▶ **WHAT TO PRODUCE**
Go through the records and show each line where the word "icon" occurs.
● ● ●
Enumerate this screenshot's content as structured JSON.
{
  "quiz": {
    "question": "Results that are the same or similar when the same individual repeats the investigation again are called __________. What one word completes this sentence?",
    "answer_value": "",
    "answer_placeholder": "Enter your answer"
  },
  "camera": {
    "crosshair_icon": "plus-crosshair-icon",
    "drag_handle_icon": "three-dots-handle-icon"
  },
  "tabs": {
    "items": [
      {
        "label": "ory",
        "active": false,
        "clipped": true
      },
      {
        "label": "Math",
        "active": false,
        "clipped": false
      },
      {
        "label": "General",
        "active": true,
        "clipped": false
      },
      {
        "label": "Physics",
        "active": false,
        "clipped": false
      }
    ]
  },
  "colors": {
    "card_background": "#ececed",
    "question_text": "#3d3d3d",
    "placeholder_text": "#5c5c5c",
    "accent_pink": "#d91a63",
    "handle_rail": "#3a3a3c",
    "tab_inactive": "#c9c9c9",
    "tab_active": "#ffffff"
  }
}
● ● ●
▶ **ANSWER**
    "crosshair_icon": "plus-crosshair-icon",
    "drag_handle_icon": "three-dots-handle-icon"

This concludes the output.